### Opdracht 1:
Beantwoord met het fragment over The Band deze vragen:
(a) Waar komen de leden van The Band vandaan?
(b) In welke plaats komt de verteller aan op zoek naar een slaapplaats?
(c) Uit hoeveel strofen bestaat ‘The weight’, naast het chorus?
### Opdracht 2:
Zet de tekst over The Band voort vanaf de laatste zin.

### Aangeleverd fragment:
◆ ◆ ◆ ◆

Eigenlijk weet je heus wel dat het allereerste wat je trof niet de tekst was, maar het geluid. De helderheid en transparantheid, de stemmen, de instrumenten. Alsof ieder voor zich speelde en zong, en dat tegelijkertijd al die stemmen en instrumenten in wat ze deden tot volledige harmonie samenvloeiden, het geheel op die manier groter makend dan de onderdelen. Dat, vind je, is het prachtige wonder van The Band, iets dergelijks heb je in feite nooit meer op een dergelijke wijze ondervonden. Vier Canadezen en een countryboy uit Arkansas.
Gitaarintro, die stem, een loner onderweg, ergens aangekomen. Een panoramisch Amerika. Je hoort rebellie, onrecht, drank, bordelen, gokkers, Mainstreet, een afrekening, de weg naar een volgende stad.
De verteller neemt je mee op zijn tocht door Amerika, en je wordt deelgenoot van zijn aankomst in Nazareth, Pennsylvania, op zoek naar een slaapplaats voor de nacht. De Bijbelse connotatie spreekt voor zich. Die volgens een cynisch lachende man in dit plaatsje niet voor handen is. Een en ander kernachtig omschreven met een simpel ‘nee’. Onder het zingen wiegt, en bonkt The Band zich moeiteloos verder, en het is onbegrijpelijk, zo lekker is het. Je kent die gasten meen je, ze zijn net als jij, mijmer je. En ze zijn in staat het je aan te bieden, als lied, op een manier waarvan je alleen maar dromen kunt. Muzikanten, zangers, podia, drank, stad na stad na stad, een immense variatie aan drugs, dames, geld, conflicten... Daar moet je allemaal maar mee overweg kunnen. Helden zijn het, vind je, ze hebben het meegemaakt en doorleefd. De muziek echter is gemaakt, en het is volbracht.
Je beeft, en luistert naar ‘The weight’. Het lied, vijf strofen en een chorus, bevat genoeg personages voor een kort verhaal van bijvoorbeeld William Faulkner. Carmen and the Devil, Luke, young Anna Lee, Crazy Chester, Miss Moses en de protagonist Fanny, alsmede een hond genaamd Jack. En dat speelt zich af binnen enkele minuten.
‘The weight’ draai je altijd ‘zomaar’, niet wanneer je droef gestemd of vrolijk bent. En al met al, dat besef je dan, gaat het niet om ‘The weight’ alleen, het is Music from big pink. Geen mijlpaal, maar een unicum in de geschiedenis van de popmuziek. Hartverscheurend, eeuwig en onvergetelijk. Contemporaine weemoed, verkrijgbaar in iedere gemiddelde platenzaak, overal ter wereld. En nog altijd, soms gedurende lange perioden vrijwel dagelijks, dank je God voor die ogenschijnlijk belangeloze en liefdevolle medewerking.

◆ ◆ ◆ ◆

### Aangeleverde gegevens:
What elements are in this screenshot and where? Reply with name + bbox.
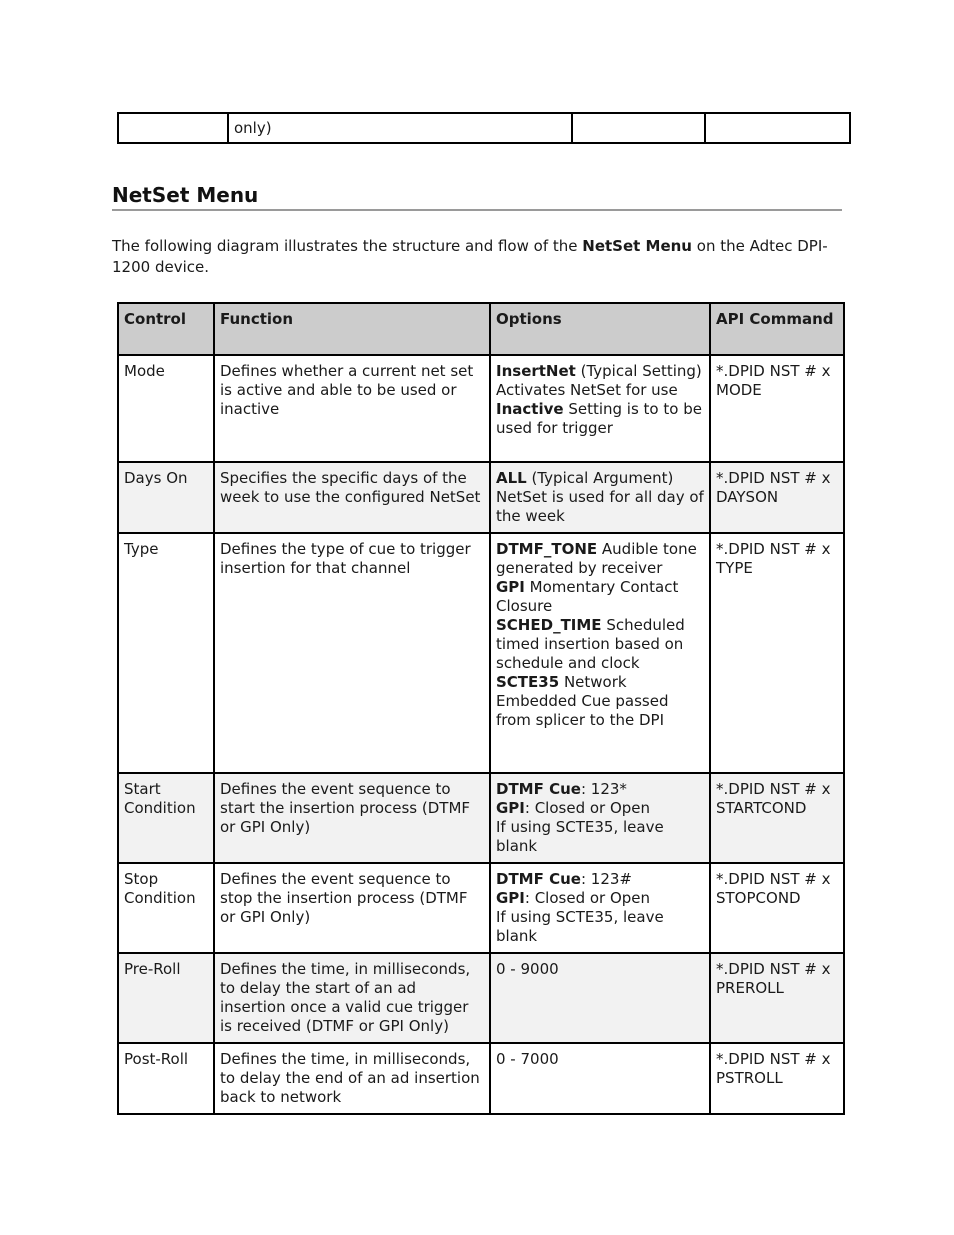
intro-text: The following diagram illustrates the structure and flow of the: [112, 237, 583, 255]
option-description: (Typical Setting) Activates NetSet for use: [496, 362, 702, 399]
option-line: [496, 870, 704, 889]
option-description: If using SCTE35, leave blank: [496, 818, 664, 855]
function-cell: Defines the event sequence to start the insertion process (DTMF or GPI Only): [214, 773, 490, 863]
table-cell: [572, 113, 705, 143]
table-row: [118, 355, 844, 462]
option-description: Setting is to to be used for trigger: [496, 400, 702, 437]
api-command-cell: *.DPID NST # x DAYSON: [710, 462, 844, 533]
option-keyword: SCHED_TIME: [496, 616, 602, 634]
control-cell: Days On: [118, 462, 214, 533]
column-header-options: Options: [490, 303, 710, 355]
table-row: [118, 462, 844, 533]
option-line: [496, 400, 704, 438]
option-keyword: ALL: [496, 469, 527, 487]
table-row: [118, 533, 844, 773]
function-cell: Defines the time, in milliseconds, to delay the start of an ad insertion once a valid cue trigger is received (DTMF or GPI Only): [214, 953, 490, 1043]
api-command-cell: *.DPID NST # x PSTROLL: [710, 1043, 844, 1114]
api-command-cell: *.DPID NST # x TYPE: [710, 533, 844, 773]
option-keyword: Inactive: [496, 400, 564, 418]
api-command-cell: *.DPID NST # x STOPCOND: [710, 863, 844, 953]
options-cell: [490, 773, 710, 863]
option-description: (Typical Argument) NetSet is used for all day of the week: [496, 469, 704, 525]
api-command-cell: *.DPID NST # x STARTCOND: [710, 773, 844, 863]
option-description: Scheduled timed insertion based on schedule and clock: [496, 616, 685, 672]
column-header-api-command: API Command: [710, 303, 844, 355]
option-line: [496, 818, 704, 856]
options-cell: [490, 953, 710, 1043]
function-cell: Defines whether a current net set is active and able to be used or inactive: [214, 355, 490, 462]
option-keyword: DTMF Cue: [496, 870, 581, 888]
api-command-cell: *.DPID NST # x MODE: [710, 355, 844, 462]
table-body: [118, 355, 844, 1114]
options-cell: [490, 462, 710, 533]
table-cell: [118, 113, 228, 143]
option-line: [496, 578, 704, 616]
table-row: [118, 113, 850, 143]
option-keyword: DTMF Cue: [496, 780, 581, 798]
option-description: Momentary Contact Closure: [496, 578, 679, 615]
control-cell: Post-Roll: [118, 1043, 214, 1114]
continued-table: [117, 112, 851, 144]
option-line: [496, 908, 704, 946]
table-header-row: [118, 303, 844, 355]
option-description: Audible tone generated by receiver: [496, 540, 697, 577]
function-cell: Defines the time, in milliseconds, to delay the end of an ad insertion back to network: [214, 1043, 490, 1114]
option-line: [496, 780, 704, 799]
option-keyword: InsertNet: [496, 362, 576, 380]
options-cell: [490, 1043, 710, 1114]
options-cell: [490, 355, 710, 462]
option-line: [496, 362, 704, 400]
table-row: [118, 953, 844, 1043]
option-line: [496, 616, 704, 673]
option-line: [496, 469, 704, 526]
control-cell: Mode: [118, 355, 214, 462]
intro-text-end: on the Adtec DPI-1200 device.: [112, 237, 828, 276]
option-keyword: DTMF_TONE: [496, 540, 598, 558]
option-keyword: GPI: [496, 799, 525, 817]
intro-paragraph: [112, 236, 842, 278]
table-row: [118, 863, 844, 953]
option-line: [496, 540, 704, 578]
option-keyword: GPI: [496, 578, 525, 596]
control-cell: Start Condition: [118, 773, 214, 863]
control-cell: Stop Condition: [118, 863, 214, 953]
option-description: 0 - 9000: [496, 960, 559, 978]
section-heading: NetSet Menu: [112, 183, 842, 211]
api-command-cell: *.DPID NST # x PREROLL: [710, 953, 844, 1043]
netset-menu-table: [117, 302, 845, 1115]
option-line: [496, 673, 704, 730]
option-line: [496, 960, 704, 979]
option-keyword: GPI: [496, 889, 525, 907]
option-description: : Closed or Open: [524, 889, 651, 907]
options-cell: [490, 533, 710, 773]
option-line: [496, 1050, 704, 1069]
option-description: : 123*: [580, 780, 627, 798]
intro-bold-text: NetSet Menu: [582, 237, 692, 255]
function-cell: Defines the event sequence to stop the insertion process (DTMF or GPI Only): [214, 863, 490, 953]
control-cell: Pre-Roll: [118, 953, 214, 1043]
function-cell: Specifies the specific days of the week to use the configured NetSet: [214, 462, 490, 533]
table-row: [118, 1043, 844, 1114]
option-description: If using SCTE35, leave blank: [496, 908, 664, 945]
option-description: : Closed or Open: [524, 799, 651, 817]
function-cell: Defines the type of cue to trigger insertion for that channel: [214, 533, 490, 773]
option-description: : 123#: [580, 870, 632, 888]
option-keyword: SCTE35: [496, 673, 560, 691]
control-cell: Type: [118, 533, 214, 773]
option-description: Network Embedded Cue passed from splicer to the DPI: [496, 673, 669, 729]
table-row: [118, 773, 844, 863]
table-cell: only): [228, 113, 572, 143]
table-cell: [705, 113, 850, 143]
column-header-function: Function: [214, 303, 490, 355]
option-line: [496, 799, 704, 818]
option-description: 0 - 7000: [496, 1050, 559, 1068]
column-header-control: Control: [118, 303, 214, 355]
option-line: [496, 889, 704, 908]
options-cell: [490, 863, 710, 953]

◆ ◆ ◆ ◆

### Antwoord 1:
(a) Vier leden zijn Canadezen, en één is een countryboy uit Arkansas.
(b) In Nazareth, Pennsylvania.
(c) Uit vijf strofen.

### Antwoord 2:
Kees Engelhart (1957) publiceerde in o.a. Dietsche warande & belfort, De brakke hond, deus ex machina, Prado en Tortuca.
The weight
I pulled into Nazareth, was feelin' 'bout half past dead;
I just need some place where I can lay my head.
‘Hey, mister, can you tell me where a man might find a bed?’
He just grinned and shook my hand, ‘No’, was all he said.
Take a load off Fanny, take a load for free;
Take a load off Fanny, and (and) (and) you put the load right on me.
I picked up my bag, I went lookin' for a place to hide;
When I saw Carmen and the Devil walkin' side by side
I said, ‘Hey, Carmen, come on, let's go downtown.’
She said, ‘I gotta go, but m' friend can stick around.’
Go down Miss Moses, there's nothing you can say
It's just ol' Luke, and Luke's waitin' on the Judgement Day.
‘Well, Luke, my friend, what about young Anna Lee?’
He said, ‘do me a favor, son, woncha stay an' keep Anna Lee company.’
Crazy Chester followed me, and he caught me in the fog.
He said, ‘I will fix your rack, if you'll take Jack my dog.’
I said, ‘Wait a minute, Chester, you know I'm a peaceful man.’
He said, ‘That's okay, boy, won't you feed him when you can.’
Catch a cannonball now, t' take me down the line
My bag is sinkin' low and I do believe it's time.
To get back to miss Fanny, you know she's the only one.
Who sent me here with her regards for everyone.
Take a load off Fanny, take load for free;
Take a load off van Fanny, and (and) (and) you put the load right on me.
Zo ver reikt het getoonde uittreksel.